» STATED GOAL:
List every line in this data where the string "JSON" occurs.
☆ ☆ ☆
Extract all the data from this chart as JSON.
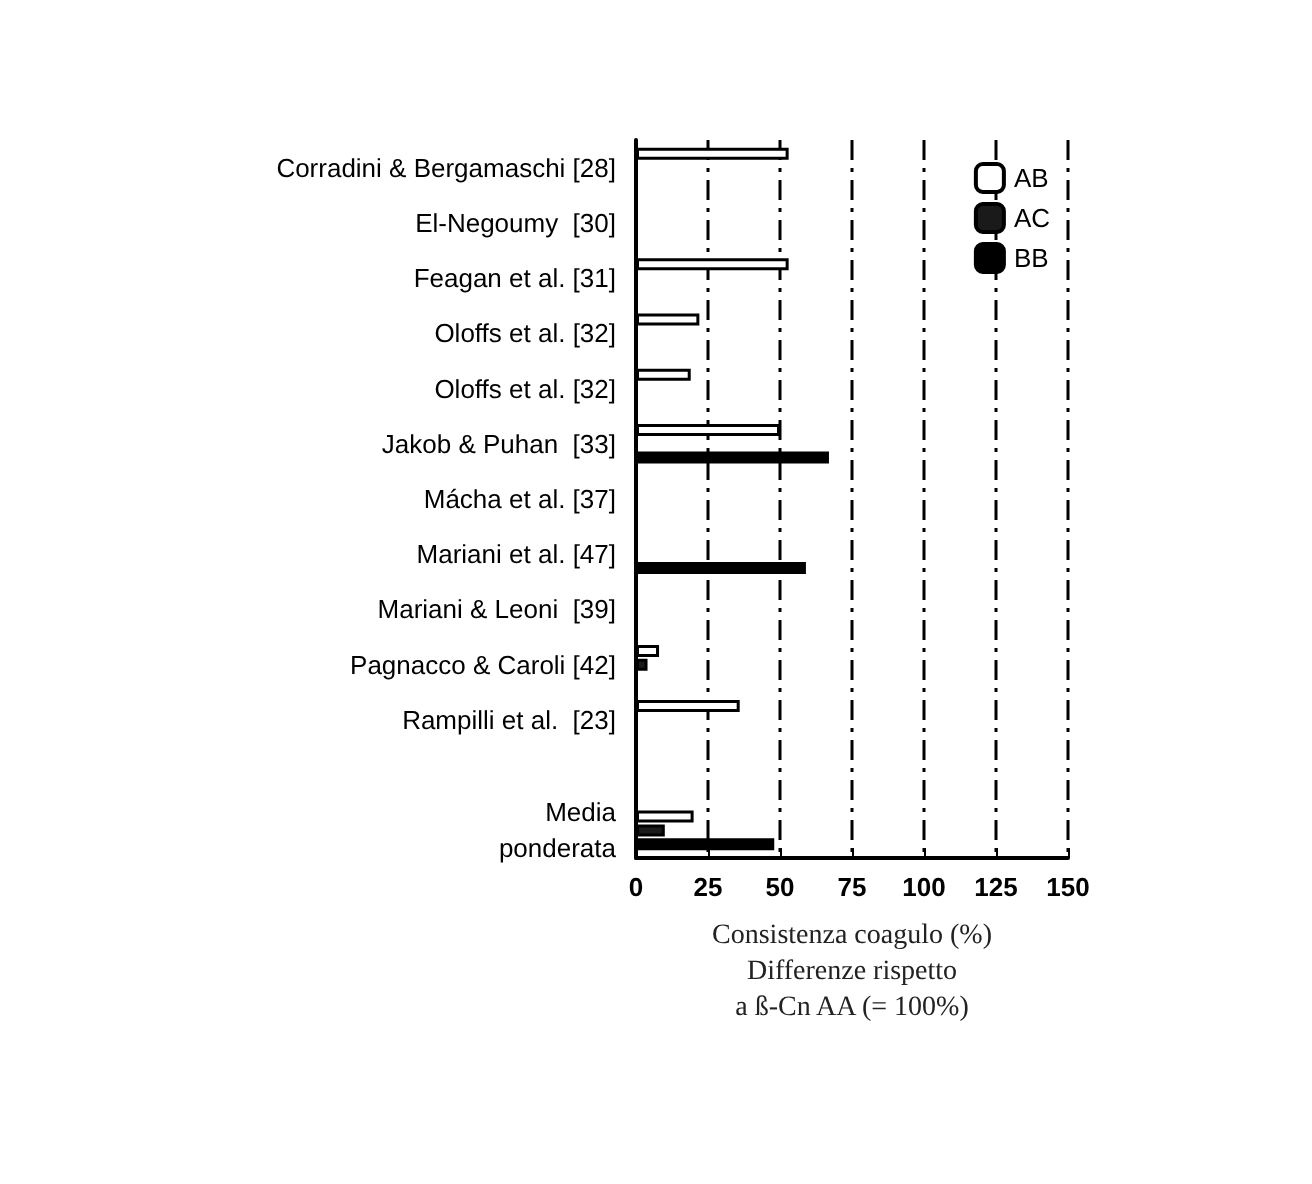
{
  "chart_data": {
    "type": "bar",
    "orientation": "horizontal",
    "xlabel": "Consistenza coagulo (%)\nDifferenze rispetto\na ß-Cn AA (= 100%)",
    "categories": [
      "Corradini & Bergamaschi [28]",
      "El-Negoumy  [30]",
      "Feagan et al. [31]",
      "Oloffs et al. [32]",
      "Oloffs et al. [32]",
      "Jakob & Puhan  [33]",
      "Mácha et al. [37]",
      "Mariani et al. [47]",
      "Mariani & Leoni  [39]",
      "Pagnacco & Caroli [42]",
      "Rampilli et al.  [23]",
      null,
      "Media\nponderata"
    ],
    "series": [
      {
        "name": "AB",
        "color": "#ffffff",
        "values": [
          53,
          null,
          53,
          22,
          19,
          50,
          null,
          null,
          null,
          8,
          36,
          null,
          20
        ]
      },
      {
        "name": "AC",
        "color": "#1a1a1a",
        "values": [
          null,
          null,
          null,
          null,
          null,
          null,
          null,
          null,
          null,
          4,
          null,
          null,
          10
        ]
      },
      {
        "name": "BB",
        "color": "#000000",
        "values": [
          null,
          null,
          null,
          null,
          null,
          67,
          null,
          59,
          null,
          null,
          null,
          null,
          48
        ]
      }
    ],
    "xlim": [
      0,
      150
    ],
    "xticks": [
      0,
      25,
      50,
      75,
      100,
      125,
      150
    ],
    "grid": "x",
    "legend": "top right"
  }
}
☆ ☆ ☆
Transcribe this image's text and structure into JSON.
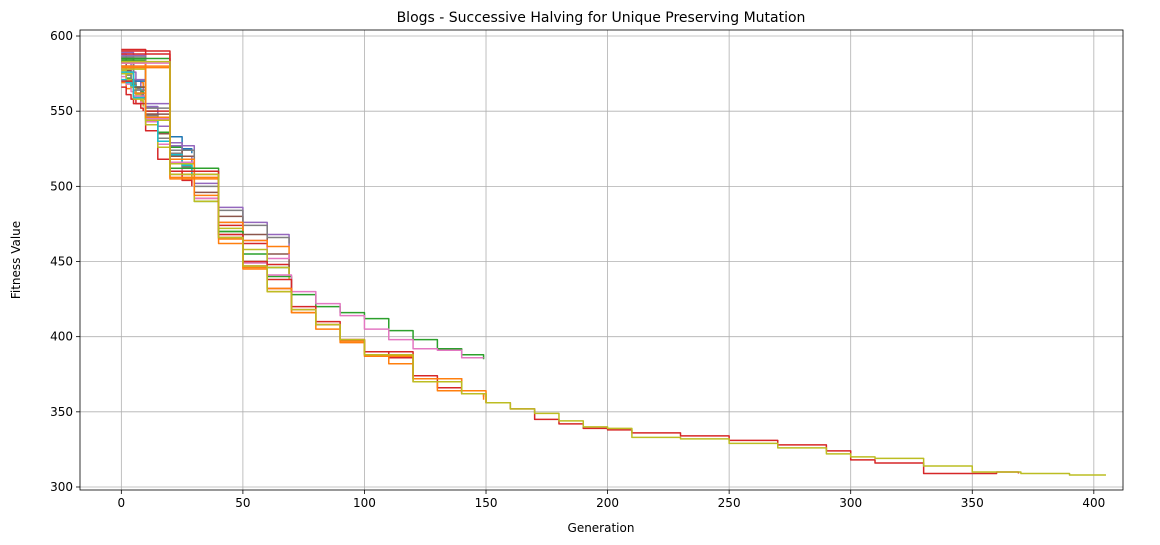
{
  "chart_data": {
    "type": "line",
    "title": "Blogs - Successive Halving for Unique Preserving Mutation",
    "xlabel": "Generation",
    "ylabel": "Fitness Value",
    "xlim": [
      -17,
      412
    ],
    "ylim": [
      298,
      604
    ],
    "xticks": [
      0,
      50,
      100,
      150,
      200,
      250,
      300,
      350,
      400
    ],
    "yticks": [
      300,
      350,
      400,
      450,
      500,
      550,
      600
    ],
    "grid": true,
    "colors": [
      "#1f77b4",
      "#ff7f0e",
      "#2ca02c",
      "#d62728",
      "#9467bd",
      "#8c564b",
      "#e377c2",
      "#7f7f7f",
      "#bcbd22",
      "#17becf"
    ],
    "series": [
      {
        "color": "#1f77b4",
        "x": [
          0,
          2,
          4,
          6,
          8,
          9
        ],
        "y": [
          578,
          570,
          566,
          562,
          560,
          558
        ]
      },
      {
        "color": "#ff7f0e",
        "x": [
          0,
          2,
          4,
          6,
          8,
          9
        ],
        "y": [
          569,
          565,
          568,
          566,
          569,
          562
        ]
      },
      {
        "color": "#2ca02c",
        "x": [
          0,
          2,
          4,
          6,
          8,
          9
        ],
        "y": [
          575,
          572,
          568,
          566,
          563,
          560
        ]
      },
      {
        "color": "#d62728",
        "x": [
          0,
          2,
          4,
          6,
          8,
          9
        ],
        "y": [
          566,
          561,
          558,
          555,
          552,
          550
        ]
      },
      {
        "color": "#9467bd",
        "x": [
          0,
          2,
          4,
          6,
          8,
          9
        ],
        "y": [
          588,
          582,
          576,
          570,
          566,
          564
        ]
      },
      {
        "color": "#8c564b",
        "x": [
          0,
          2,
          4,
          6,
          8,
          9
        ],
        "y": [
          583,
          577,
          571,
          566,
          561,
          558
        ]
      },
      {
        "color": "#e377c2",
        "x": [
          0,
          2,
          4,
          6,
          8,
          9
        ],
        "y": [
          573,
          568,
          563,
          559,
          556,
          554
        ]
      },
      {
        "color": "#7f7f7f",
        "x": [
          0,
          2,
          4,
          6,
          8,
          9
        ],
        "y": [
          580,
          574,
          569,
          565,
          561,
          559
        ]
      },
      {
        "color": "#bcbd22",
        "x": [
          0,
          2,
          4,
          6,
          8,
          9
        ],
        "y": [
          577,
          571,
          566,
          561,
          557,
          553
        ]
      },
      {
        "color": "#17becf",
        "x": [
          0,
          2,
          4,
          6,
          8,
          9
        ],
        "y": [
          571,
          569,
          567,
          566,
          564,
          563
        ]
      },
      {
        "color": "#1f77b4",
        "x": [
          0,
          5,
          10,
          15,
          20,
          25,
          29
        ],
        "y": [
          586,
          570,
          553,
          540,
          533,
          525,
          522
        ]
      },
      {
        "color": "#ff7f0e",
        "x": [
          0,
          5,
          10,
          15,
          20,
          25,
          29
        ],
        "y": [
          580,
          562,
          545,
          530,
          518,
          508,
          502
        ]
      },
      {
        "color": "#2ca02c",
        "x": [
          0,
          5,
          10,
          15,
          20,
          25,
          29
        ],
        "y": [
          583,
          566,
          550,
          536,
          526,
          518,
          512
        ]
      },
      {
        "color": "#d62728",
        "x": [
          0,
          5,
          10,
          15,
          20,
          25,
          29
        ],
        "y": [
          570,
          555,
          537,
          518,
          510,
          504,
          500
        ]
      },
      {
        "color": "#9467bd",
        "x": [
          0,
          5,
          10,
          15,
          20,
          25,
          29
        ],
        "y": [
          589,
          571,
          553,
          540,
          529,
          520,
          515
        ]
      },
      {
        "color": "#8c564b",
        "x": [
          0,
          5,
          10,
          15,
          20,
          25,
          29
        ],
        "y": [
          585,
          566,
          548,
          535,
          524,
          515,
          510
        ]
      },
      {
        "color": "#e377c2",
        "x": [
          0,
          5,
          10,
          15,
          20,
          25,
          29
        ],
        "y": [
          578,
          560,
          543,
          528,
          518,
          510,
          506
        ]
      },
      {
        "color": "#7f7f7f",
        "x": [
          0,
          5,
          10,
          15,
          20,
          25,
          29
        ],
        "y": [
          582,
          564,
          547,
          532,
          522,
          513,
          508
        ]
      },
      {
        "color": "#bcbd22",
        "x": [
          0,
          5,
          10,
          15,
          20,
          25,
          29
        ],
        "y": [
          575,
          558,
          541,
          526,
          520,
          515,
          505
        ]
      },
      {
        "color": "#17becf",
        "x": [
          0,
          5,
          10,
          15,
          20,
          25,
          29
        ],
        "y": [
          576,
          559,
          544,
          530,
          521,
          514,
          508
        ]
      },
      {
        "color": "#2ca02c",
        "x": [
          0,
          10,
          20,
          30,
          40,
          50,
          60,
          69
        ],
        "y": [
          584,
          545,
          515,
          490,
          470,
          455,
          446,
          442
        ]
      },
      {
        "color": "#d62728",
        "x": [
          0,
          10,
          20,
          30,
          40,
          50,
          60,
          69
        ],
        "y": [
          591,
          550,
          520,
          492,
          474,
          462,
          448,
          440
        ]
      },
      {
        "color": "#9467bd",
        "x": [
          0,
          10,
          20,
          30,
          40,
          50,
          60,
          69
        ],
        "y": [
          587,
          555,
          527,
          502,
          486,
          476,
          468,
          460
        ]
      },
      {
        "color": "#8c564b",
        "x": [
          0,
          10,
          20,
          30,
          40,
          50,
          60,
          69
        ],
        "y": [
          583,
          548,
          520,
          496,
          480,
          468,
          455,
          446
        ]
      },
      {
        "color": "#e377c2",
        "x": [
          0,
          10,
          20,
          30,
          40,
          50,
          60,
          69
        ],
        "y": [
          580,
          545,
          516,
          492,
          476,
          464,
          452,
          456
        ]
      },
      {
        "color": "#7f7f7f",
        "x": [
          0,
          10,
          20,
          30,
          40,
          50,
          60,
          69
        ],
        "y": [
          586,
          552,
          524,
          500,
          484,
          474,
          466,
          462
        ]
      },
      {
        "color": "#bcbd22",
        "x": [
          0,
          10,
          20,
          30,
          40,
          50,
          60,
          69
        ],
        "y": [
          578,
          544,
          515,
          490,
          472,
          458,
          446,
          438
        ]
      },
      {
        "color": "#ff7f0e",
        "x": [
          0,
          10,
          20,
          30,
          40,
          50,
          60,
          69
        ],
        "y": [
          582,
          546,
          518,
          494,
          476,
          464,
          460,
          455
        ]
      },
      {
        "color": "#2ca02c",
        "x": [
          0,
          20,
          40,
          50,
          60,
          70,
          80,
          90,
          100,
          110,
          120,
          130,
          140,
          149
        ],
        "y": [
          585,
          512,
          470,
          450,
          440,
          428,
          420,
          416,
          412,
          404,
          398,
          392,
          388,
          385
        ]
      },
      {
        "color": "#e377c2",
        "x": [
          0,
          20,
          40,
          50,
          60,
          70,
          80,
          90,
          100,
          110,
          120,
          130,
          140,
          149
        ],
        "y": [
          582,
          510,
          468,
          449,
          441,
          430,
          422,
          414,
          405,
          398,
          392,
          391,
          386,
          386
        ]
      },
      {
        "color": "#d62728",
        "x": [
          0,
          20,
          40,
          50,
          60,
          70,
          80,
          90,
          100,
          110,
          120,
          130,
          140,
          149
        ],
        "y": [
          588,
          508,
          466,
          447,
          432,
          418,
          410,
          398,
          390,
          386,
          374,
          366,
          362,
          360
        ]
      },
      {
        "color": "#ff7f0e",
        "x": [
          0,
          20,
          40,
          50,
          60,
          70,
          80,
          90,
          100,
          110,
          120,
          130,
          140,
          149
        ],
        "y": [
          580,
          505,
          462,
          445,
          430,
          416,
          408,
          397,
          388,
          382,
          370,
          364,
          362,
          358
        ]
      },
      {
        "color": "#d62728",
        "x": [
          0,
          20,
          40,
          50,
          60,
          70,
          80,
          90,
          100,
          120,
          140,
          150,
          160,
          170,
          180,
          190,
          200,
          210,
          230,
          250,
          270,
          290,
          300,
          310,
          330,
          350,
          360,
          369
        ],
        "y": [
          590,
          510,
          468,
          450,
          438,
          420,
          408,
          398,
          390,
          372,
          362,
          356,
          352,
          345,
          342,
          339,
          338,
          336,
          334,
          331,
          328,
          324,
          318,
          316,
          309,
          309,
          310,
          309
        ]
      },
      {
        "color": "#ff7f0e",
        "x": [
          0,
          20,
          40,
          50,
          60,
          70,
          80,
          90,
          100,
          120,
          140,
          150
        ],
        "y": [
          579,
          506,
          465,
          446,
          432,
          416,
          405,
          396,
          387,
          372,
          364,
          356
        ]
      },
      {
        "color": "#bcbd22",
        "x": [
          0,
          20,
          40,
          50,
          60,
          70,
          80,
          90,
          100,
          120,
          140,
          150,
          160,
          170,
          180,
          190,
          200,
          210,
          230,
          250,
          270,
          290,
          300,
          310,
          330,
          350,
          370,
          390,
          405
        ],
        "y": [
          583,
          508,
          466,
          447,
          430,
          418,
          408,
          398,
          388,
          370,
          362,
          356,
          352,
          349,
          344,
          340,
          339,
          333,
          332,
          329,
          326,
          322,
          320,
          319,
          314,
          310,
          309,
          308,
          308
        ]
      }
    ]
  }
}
☆ ☆ ☆
» EXERCISE RESULT:
Extract all the data from this chart as JSON.
Transcribe this image's text and structure into JSON.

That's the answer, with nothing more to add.